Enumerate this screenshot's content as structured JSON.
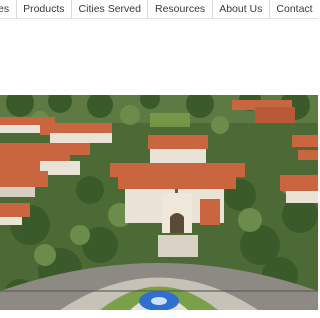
{
  "nav": {
    "items": [
      {
        "label": "es"
      },
      {
        "label": "Products"
      },
      {
        "label": "Cities Served"
      },
      {
        "label": "Resources"
      },
      {
        "label": "About Us"
      },
      {
        "label": "Contact"
      }
    ]
  },
  "hero": {
    "image": "aerial-campus-photo",
    "colors": {
      "roof": "#c9653f",
      "wall": "#e9e2d6",
      "tree": "#3f6a2e",
      "lawn": "#7aa04a",
      "road": "#8d8a84",
      "fountain": "#2f6fd0"
    }
  }
}
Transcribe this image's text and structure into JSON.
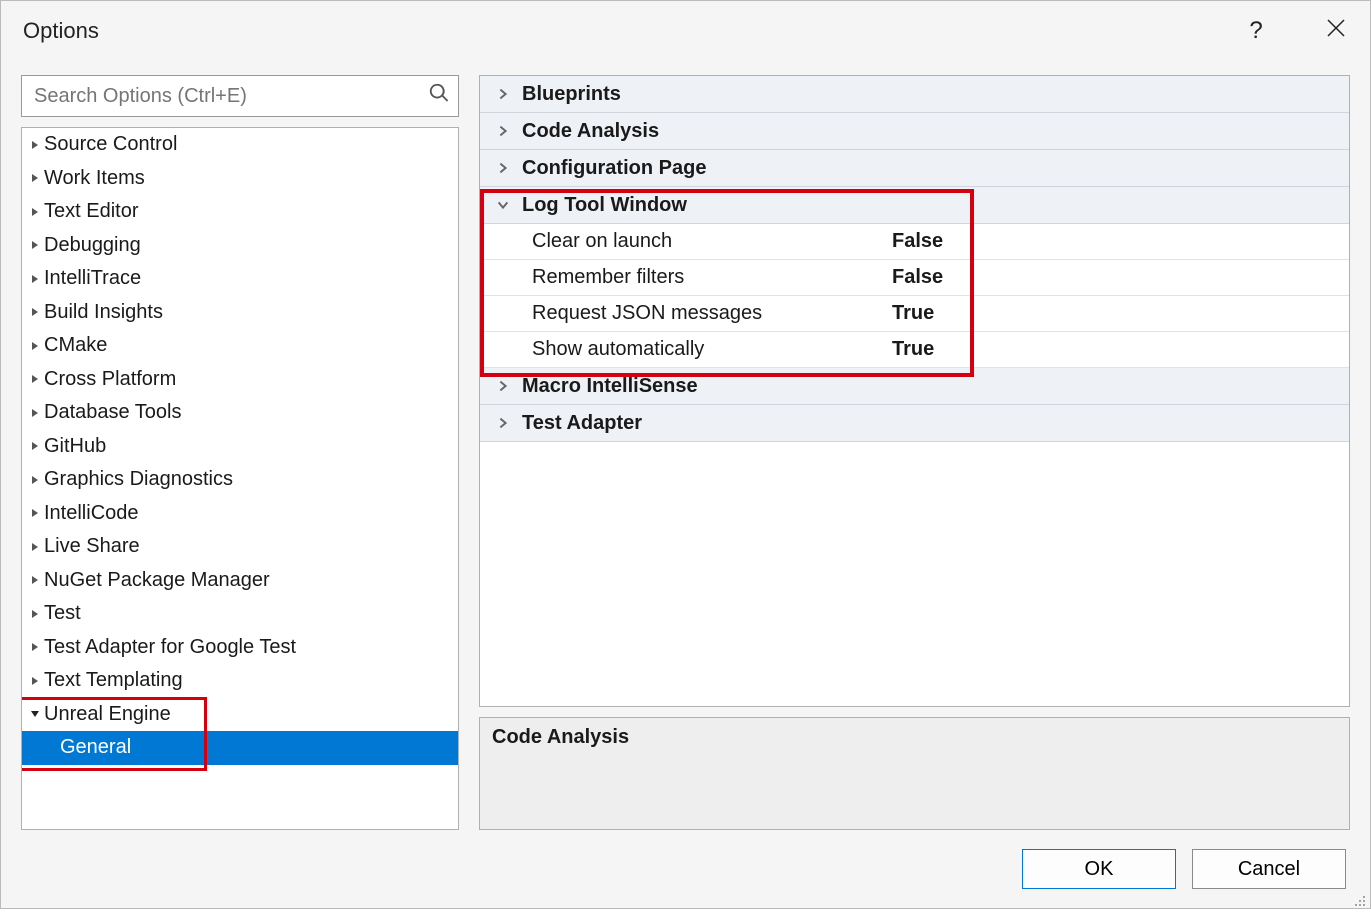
{
  "title": "Options",
  "search": {
    "placeholder": "Search Options (Ctrl+E)"
  },
  "tree": {
    "items": [
      {
        "label": "Source Control",
        "expanded": false
      },
      {
        "label": "Work Items",
        "expanded": false
      },
      {
        "label": "Text Editor",
        "expanded": false
      },
      {
        "label": "Debugging",
        "expanded": false
      },
      {
        "label": "IntelliTrace",
        "expanded": false
      },
      {
        "label": "Build Insights",
        "expanded": false
      },
      {
        "label": "CMake",
        "expanded": false
      },
      {
        "label": "Cross Platform",
        "expanded": false
      },
      {
        "label": "Database Tools",
        "expanded": false
      },
      {
        "label": "GitHub",
        "expanded": false
      },
      {
        "label": "Graphics Diagnostics",
        "expanded": false
      },
      {
        "label": "IntelliCode",
        "expanded": false
      },
      {
        "label": "Live Share",
        "expanded": false
      },
      {
        "label": "NuGet Package Manager",
        "expanded": false
      },
      {
        "label": "Test",
        "expanded": false
      },
      {
        "label": "Test Adapter for Google Test",
        "expanded": false
      },
      {
        "label": "Text Templating",
        "expanded": false
      },
      {
        "label": "Unreal Engine",
        "expanded": true,
        "children": [
          {
            "label": "General",
            "selected": true
          }
        ]
      }
    ]
  },
  "categories": [
    {
      "label": "Blueprints",
      "expanded": false,
      "props": []
    },
    {
      "label": "Code Analysis",
      "expanded": false,
      "props": []
    },
    {
      "label": "Configuration Page",
      "expanded": false,
      "props": []
    },
    {
      "label": "Log Tool Window",
      "expanded": true,
      "props": [
        {
          "label": "Clear on launch",
          "value": "False"
        },
        {
          "label": "Remember filters",
          "value": "False"
        },
        {
          "label": "Request JSON messages",
          "value": "True"
        },
        {
          "label": "Show automatically",
          "value": "True"
        }
      ]
    },
    {
      "label": "Macro IntelliSense",
      "expanded": false,
      "props": []
    },
    {
      "label": "Test Adapter",
      "expanded": false,
      "props": []
    }
  ],
  "description": {
    "title": "Code Analysis"
  },
  "buttons": {
    "ok": "OK",
    "cancel": "Cancel"
  }
}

=====

> [PROBLEM]:
Print every entry above again without changing a word, and omit the pictures.

> [RESULT]:
Enumerate this screenshot's content as structured JSON.
{
  "nav": {
    "items": [
      {
        "label": "es"
      },
      {
        "label": "Products"
      },
      {
        "label": "Cities Served"
      },
      {
        "label": "Resources"
      },
      {
        "label": "About Us"
      },
      {
        "label": "Contact"
      }
    ]
  },
  "hero": {
    "image": "aerial-campus-photo",
    "colors": {
      "roof": "#c9653f",
      "wall": "#e9e2d6",
      "tree": "#3f6a2e",
      "lawn": "#7aa04a",
      "road": "#8d8a84",
      "fountain": "#2f6fd0"
    }
  }
}
Transcribe this image's text and structure into JSON.
{
  "title": "Options",
  "search": {
    "placeholder": "Search Options (Ctrl+E)"
  },
  "tree": {
    "items": [
      {
        "label": "Source Control",
        "expanded": false
      },
      {
        "label": "Work Items",
        "expanded": false
      },
      {
        "label": "Text Editor",
        "expanded": false
      },
      {
        "label": "Debugging",
        "expanded": false
      },
      {
        "label": "IntelliTrace",
        "expanded": false
      },
      {
        "label": "Build Insights",
        "expanded": false
      },
      {
        "label": "CMake",
        "expanded": false
      },
      {
        "label": "Cross Platform",
        "expanded": false
      },
      {
        "label": "Database Tools",
        "expanded": false
      },
      {
        "label": "GitHub",
        "expanded": false
      },
      {
        "label": "Graphics Diagnostics",
        "expanded": false
      },
      {
        "label": "IntelliCode",
        "expanded": false
      },
      {
        "label": "Live Share",
        "expanded": false
      },
      {
        "label": "NuGet Package Manager",
        "expanded": false
      },
      {
        "label": "Test",
        "expanded": false
      },
      {
        "label": "Test Adapter for Google Test",
        "expanded": false
      },
      {
        "label": "Text Templating",
        "expanded": false
      },
      {
        "label": "Unreal Engine",
        "expanded": true,
        "children": [
          {
            "label": "General",
            "selected": true
          }
        ]
      }
    ]
  },
  "categories": [
    {
      "label": "Blueprints",
      "expanded": false,
      "props": []
    },
    {
      "label": "Code Analysis",
      "expanded": false,
      "props": []
    },
    {
      "label": "Configuration Page",
      "expanded": false,
      "props": []
    },
    {
      "label": "Log Tool Window",
      "expanded": true,
      "props": [
        {
          "label": "Clear on launch",
          "value": "False"
        },
        {
          "label": "Remember filters",
          "value": "False"
        },
        {
          "label": "Request JSON messages",
          "value": "True"
        },
        {
          "label": "Show automatically",
          "value": "True"
        }
      ]
    },
    {
      "label": "Macro IntelliSense",
      "expanded": false,
      "props": []
    },
    {
      "label": "Test Adapter",
      "expanded": false,
      "props": []
    }
  ],
  "description": {
    "title": "Code Analysis"
  },
  "buttons": {
    "ok": "OK",
    "cancel": "Cancel"
  }
}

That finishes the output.